AIM
From the data that follows, copy every line holding the string "structured".

WORKING DATA
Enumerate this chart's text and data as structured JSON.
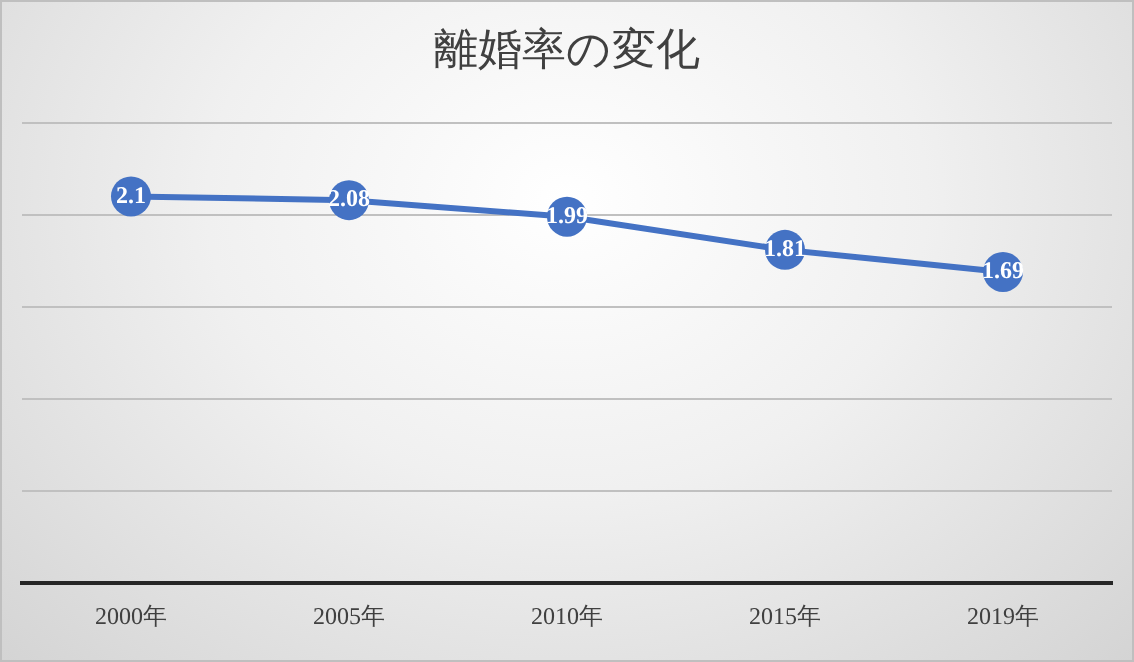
{
  "chart_data": {
    "type": "line",
    "title": "離婚率の変化",
    "categories": [
      "2000年",
      "2005年",
      "2010年",
      "2015年",
      "2019年"
    ],
    "series": [
      {
        "color": "#4472c4",
        "values": [
          2.1,
          2.08,
          1.99,
          1.81,
          1.69
        ]
      }
    ],
    "ylim": [
      0,
      2.5
    ],
    "yticks": [
      0,
      0.5,
      1,
      1.5,
      2,
      2.5
    ],
    "tick_labels": "x",
    "grid": "y",
    "legend": false,
    "marker": "circle",
    "line_style": "solid",
    "data_labels": true
  }
}
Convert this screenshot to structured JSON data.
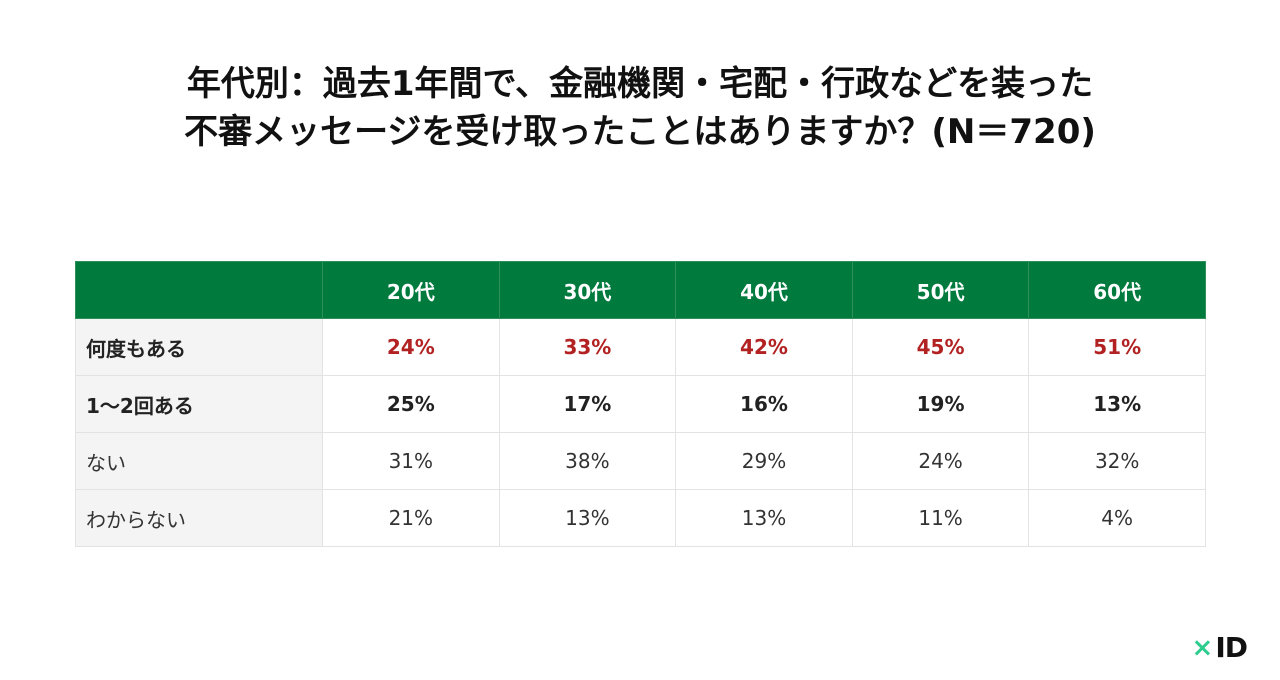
{
  "title": {
    "line1": "年代別：過去1年間で、金融機関・宅配・行政などを装った",
    "line2": "不審メッセージを受け取ったことはありますか？(N＝720)"
  },
  "chart_data": {
    "type": "table",
    "columns": [
      "20代",
      "30代",
      "40代",
      "50代",
      "60代"
    ],
    "rows": [
      {
        "label": "何度もある",
        "values": [
          "24%",
          "33%",
          "42%",
          "45%",
          "51%"
        ]
      },
      {
        "label": "1〜2回ある",
        "values": [
          "25%",
          "17%",
          "16%",
          "19%",
          "13%"
        ]
      },
      {
        "label": "ない",
        "values": [
          "31%",
          "38%",
          "29%",
          "24%",
          "32%"
        ]
      },
      {
        "label": "わからない",
        "values": [
          "21%",
          "13%",
          "13%",
          "11%",
          "4%"
        ]
      }
    ]
  },
  "colors": {
    "header_bg": "#007a3d",
    "highlight_text": "#b22222",
    "logo_accent": "#2ecc8f"
  },
  "logo": {
    "mark": "×",
    "text": "ID"
  }
}
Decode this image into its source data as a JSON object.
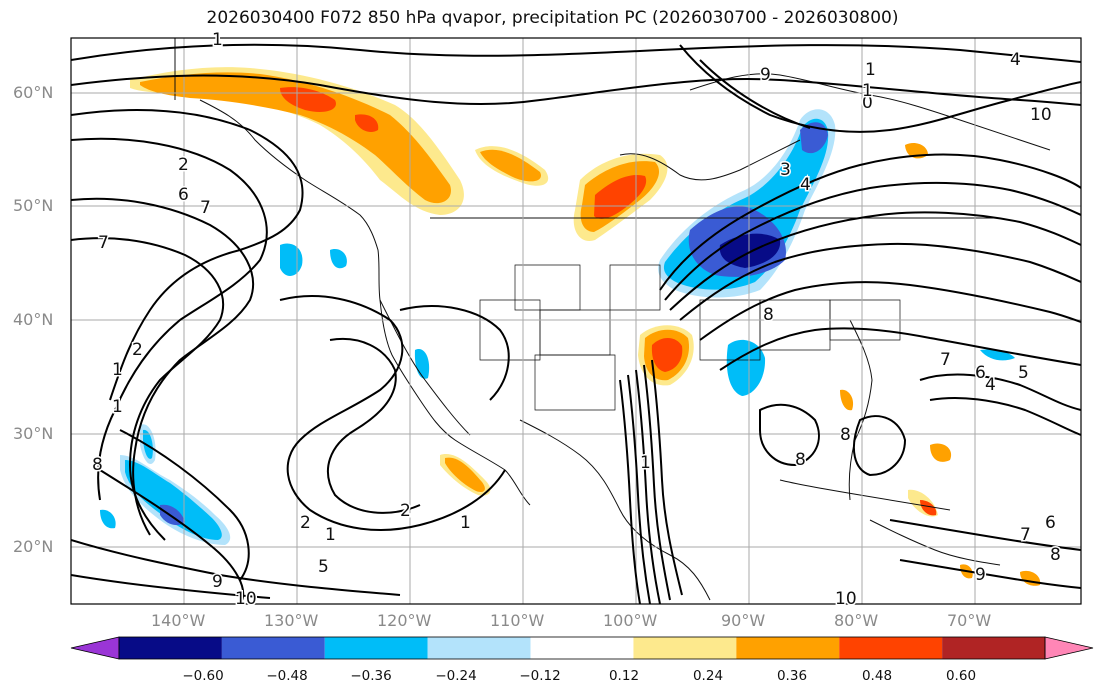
{
  "title": "2026030400 F072 850 hPa qvapor, precipitation PC (2026030700 - 2026030800)",
  "lat_labels": [
    "60°N",
    "50°N",
    "40°N",
    "30°N",
    "20°N"
  ],
  "lon_labels": [
    "140°W",
    "130°W",
    "120°W",
    "110°W",
    "100°W",
    "90°W",
    "80°W",
    "70°W"
  ],
  "contour_labels": [
    "1",
    "2",
    "6",
    "7",
    "7",
    "2",
    "1",
    "1",
    "8",
    "9",
    "10",
    "1",
    "2",
    "1",
    "5",
    "8",
    "8",
    "8",
    "7",
    "6",
    "4",
    "5",
    "6",
    "7",
    "8",
    "9",
    "10",
    "4",
    "1",
    "0",
    "1",
    "10",
    "9",
    "1",
    "2",
    "3",
    "4"
  ],
  "colorbar": {
    "ticks": [
      "−0.60",
      "−0.48",
      "−0.36",
      "−0.24",
      "−0.12",
      "0.12",
      "0.24",
      "0.36",
      "0.48",
      "0.60"
    ],
    "colors": [
      "#9a35d6",
      "#070b87",
      "#3a5bd4",
      "#00bdf8",
      "#b3e3fb",
      "#ffffff",
      "#fde98d",
      "#ffa100",
      "#ff4300",
      "#b02424",
      "#ff86b6"
    ]
  }
}
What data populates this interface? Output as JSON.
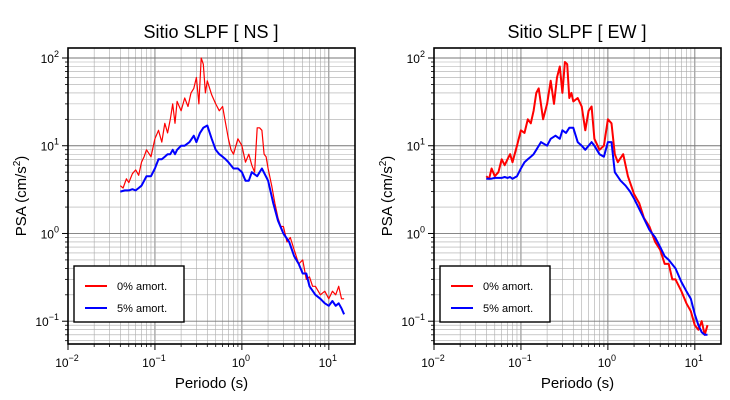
{
  "chart_data": [
    {
      "type": "line",
      "title": "Sitio SLPF [ NS ]",
      "xlabel": "Periodo (s)",
      "ylabel": "PSA (cm/s²)",
      "xscale": "log",
      "yscale": "log",
      "xlim": [
        0.01,
        20
      ],
      "ylim": [
        0.055,
        130
      ],
      "grid": true,
      "legend_position": "bottom-left",
      "x_ticks": [
        {
          "base": "10",
          "exp": "−2"
        },
        {
          "base": "10",
          "exp": "−1"
        },
        {
          "base": "10",
          "exp": "0"
        },
        {
          "base": "10",
          "exp": "1"
        }
      ],
      "y_ticks": [
        {
          "base": "10",
          "exp": "−1"
        },
        {
          "base": "10",
          "exp": "0"
        },
        {
          "base": "10",
          "exp": "1"
        },
        {
          "base": "10",
          "exp": "2"
        }
      ],
      "ylabel_parts": {
        "main": "PSA (cm/s",
        "sup": "2",
        "end": ")"
      },
      "series": [
        {
          "name": "0% amort.",
          "color": "#ff0000",
          "x": [
            0.04,
            0.043,
            0.047,
            0.05,
            0.055,
            0.06,
            0.065,
            0.07,
            0.075,
            0.08,
            0.09,
            0.1,
            0.11,
            0.12,
            0.13,
            0.14,
            0.15,
            0.16,
            0.17,
            0.18,
            0.2,
            0.22,
            0.24,
            0.26,
            0.28,
            0.3,
            0.32,
            0.34,
            0.36,
            0.38,
            0.4,
            0.45,
            0.5,
            0.55,
            0.6,
            0.65,
            0.7,
            0.75,
            0.8,
            0.9,
            1.0,
            1.1,
            1.2,
            1.3,
            1.4,
            1.5,
            1.6,
            1.7,
            1.8,
            1.9,
            2.0,
            2.2,
            2.4,
            2.6,
            2.8,
            3.0,
            3.3,
            3.6,
            4.0,
            4.5,
            5.0,
            5.5,
            6.0,
            6.5,
            7.0,
            8.0,
            9.0,
            10.0,
            11.0,
            12.0,
            13.0,
            14.0,
            15.0
          ],
          "values": [
            3.5,
            3.3,
            4.2,
            3.8,
            4.8,
            5.3,
            4.6,
            6.5,
            7.5,
            9.0,
            7.5,
            12.0,
            15.0,
            11.0,
            18.0,
            14.0,
            20.0,
            30.0,
            18.0,
            32.0,
            25.0,
            35.0,
            28.0,
            40.0,
            45.0,
            60.0,
            30.0,
            100.0,
            85.0,
            40.0,
            55.0,
            38.0,
            30.0,
            25.0,
            28.0,
            18.0,
            12.0,
            9.0,
            8.0,
            12.0,
            10.0,
            6.5,
            8.0,
            6.0,
            5.0,
            16.0,
            16.0,
            15.0,
            8.0,
            7.5,
            5.5,
            3.5,
            2.2,
            1.5,
            1.2,
            1.2,
            0.8,
            0.9,
            0.65,
            0.45,
            0.5,
            0.3,
            0.32,
            0.25,
            0.25,
            0.2,
            0.22,
            0.18,
            0.22,
            0.2,
            0.25,
            0.18,
            0.18
          ]
        },
        {
          "name": "5% amort.",
          "color": "#0000ff",
          "x": [
            0.04,
            0.045,
            0.05,
            0.055,
            0.06,
            0.065,
            0.07,
            0.08,
            0.09,
            0.1,
            0.11,
            0.12,
            0.13,
            0.14,
            0.15,
            0.16,
            0.17,
            0.18,
            0.2,
            0.22,
            0.25,
            0.28,
            0.3,
            0.33,
            0.36,
            0.4,
            0.45,
            0.5,
            0.55,
            0.6,
            0.65,
            0.7,
            0.8,
            0.9,
            1.0,
            1.1,
            1.2,
            1.3,
            1.5,
            1.7,
            2.0,
            2.3,
            2.6,
            3.0,
            3.5,
            4.0,
            4.5,
            5.0,
            5.5,
            6.0,
            7.0,
            8.0,
            9.0,
            10.0,
            11.0,
            12.0,
            13.0,
            14.0,
            15.0
          ],
          "values": [
            3.0,
            3.1,
            3.1,
            3.2,
            3.1,
            3.3,
            3.5,
            4.5,
            4.5,
            5.5,
            7.0,
            7.0,
            7.5,
            8.0,
            8.0,
            9.0,
            8.0,
            9.0,
            10.0,
            10.0,
            11.0,
            13.0,
            11.0,
            14.0,
            16.0,
            17.0,
            12.0,
            9.0,
            8.0,
            7.5,
            7.0,
            6.5,
            5.5,
            5.5,
            5.0,
            4.0,
            4.0,
            5.0,
            4.5,
            5.5,
            4.0,
            2.2,
            1.4,
            1.0,
            0.8,
            0.55,
            0.45,
            0.35,
            0.35,
            0.25,
            0.2,
            0.18,
            0.16,
            0.15,
            0.17,
            0.15,
            0.16,
            0.14,
            0.12
          ]
        }
      ]
    },
    {
      "type": "line",
      "title": "Sitio SLPF [ EW ]",
      "xlabel": "Periodo (s)",
      "ylabel": "PSA (cm/s²)",
      "xscale": "log",
      "yscale": "log",
      "xlim": [
        0.01,
        20
      ],
      "ylim": [
        0.055,
        130
      ],
      "grid": true,
      "legend_position": "bottom-left",
      "x_ticks": [
        {
          "base": "10",
          "exp": "−2"
        },
        {
          "base": "10",
          "exp": "−1"
        },
        {
          "base": "10",
          "exp": "0"
        },
        {
          "base": "10",
          "exp": "1"
        }
      ],
      "y_ticks": [
        {
          "base": "10",
          "exp": "−1"
        },
        {
          "base": "10",
          "exp": "0"
        },
        {
          "base": "10",
          "exp": "1"
        },
        {
          "base": "10",
          "exp": "2"
        }
      ],
      "ylabel_parts": {
        "main": "PSA (cm/s",
        "sup": "2",
        "end": ")"
      },
      "series": [
        {
          "name": "0% amort.",
          "color": "#ff0000",
          "x": [
            0.04,
            0.043,
            0.046,
            0.05,
            0.055,
            0.06,
            0.065,
            0.07,
            0.075,
            0.08,
            0.09,
            0.1,
            0.11,
            0.12,
            0.13,
            0.14,
            0.15,
            0.16,
            0.18,
            0.2,
            0.22,
            0.24,
            0.26,
            0.28,
            0.3,
            0.32,
            0.34,
            0.36,
            0.38,
            0.4,
            0.45,
            0.5,
            0.55,
            0.6,
            0.65,
            0.7,
            0.8,
            0.9,
            1.0,
            1.1,
            1.2,
            1.3,
            1.5,
            1.7,
            2.0,
            2.3,
            2.6,
            3.0,
            3.5,
            4.0,
            4.5,
            5.0,
            5.5,
            6.0,
            7.0,
            8.0,
            9.0,
            10.0,
            11.0,
            12.0,
            13.0,
            14.0
          ],
          "values": [
            4.5,
            4.2,
            5.5,
            4.5,
            5.0,
            7.0,
            6.0,
            7.0,
            8.0,
            6.5,
            10.0,
            15.0,
            14.0,
            20.0,
            18.0,
            25.0,
            40.0,
            45.0,
            20.0,
            30.0,
            55.0,
            30.0,
            60.0,
            80.0,
            40.0,
            90.0,
            85.0,
            35.0,
            40.0,
            32.0,
            35.0,
            28.0,
            15.0,
            25.0,
            28.0,
            12.0,
            9.0,
            10.0,
            20.0,
            18.0,
            8.0,
            6.5,
            8.0,
            4.5,
            2.8,
            2.2,
            1.5,
            1.2,
            0.8,
            0.65,
            0.45,
            0.45,
            0.3,
            0.3,
            0.22,
            0.16,
            0.13,
            0.09,
            0.08,
            0.1,
            0.07,
            0.09
          ]
        },
        {
          "name": "5% amort.",
          "color": "#0000ff",
          "x": [
            0.04,
            0.045,
            0.05,
            0.055,
            0.06,
            0.065,
            0.07,
            0.075,
            0.08,
            0.09,
            0.1,
            0.11,
            0.12,
            0.13,
            0.14,
            0.15,
            0.17,
            0.2,
            0.22,
            0.25,
            0.28,
            0.3,
            0.33,
            0.36,
            0.4,
            0.45,
            0.5,
            0.55,
            0.6,
            0.65,
            0.7,
            0.8,
            0.9,
            1.0,
            1.1,
            1.2,
            1.4,
            1.6,
            1.8,
            2.0,
            2.5,
            3.0,
            3.5,
            4.0,
            4.5,
            5.0,
            6.0,
            7.0,
            8.0,
            9.0,
            10.0,
            11.0,
            12.0,
            13.0,
            14.0
          ],
          "values": [
            4.2,
            4.2,
            4.3,
            4.3,
            4.3,
            4.4,
            4.3,
            4.4,
            4.2,
            4.5,
            5.5,
            6.5,
            7.0,
            7.5,
            8.0,
            9.0,
            11.0,
            10.0,
            12.0,
            13.0,
            12.0,
            15.0,
            14.0,
            16.0,
            16.0,
            11.0,
            10.0,
            9.0,
            10.0,
            11.0,
            10.0,
            8.0,
            7.5,
            11.0,
            11.0,
            5.0,
            4.0,
            3.5,
            3.0,
            2.5,
            1.6,
            1.1,
            0.9,
            0.7,
            0.55,
            0.5,
            0.4,
            0.28,
            0.22,
            0.18,
            0.12,
            0.09,
            0.075,
            0.07,
            0.07
          ]
        }
      ]
    }
  ]
}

REPLY TO THE TASK
Enumerate this chart's text and data as structured JSON.
Convert this screenshot to structured JSON data.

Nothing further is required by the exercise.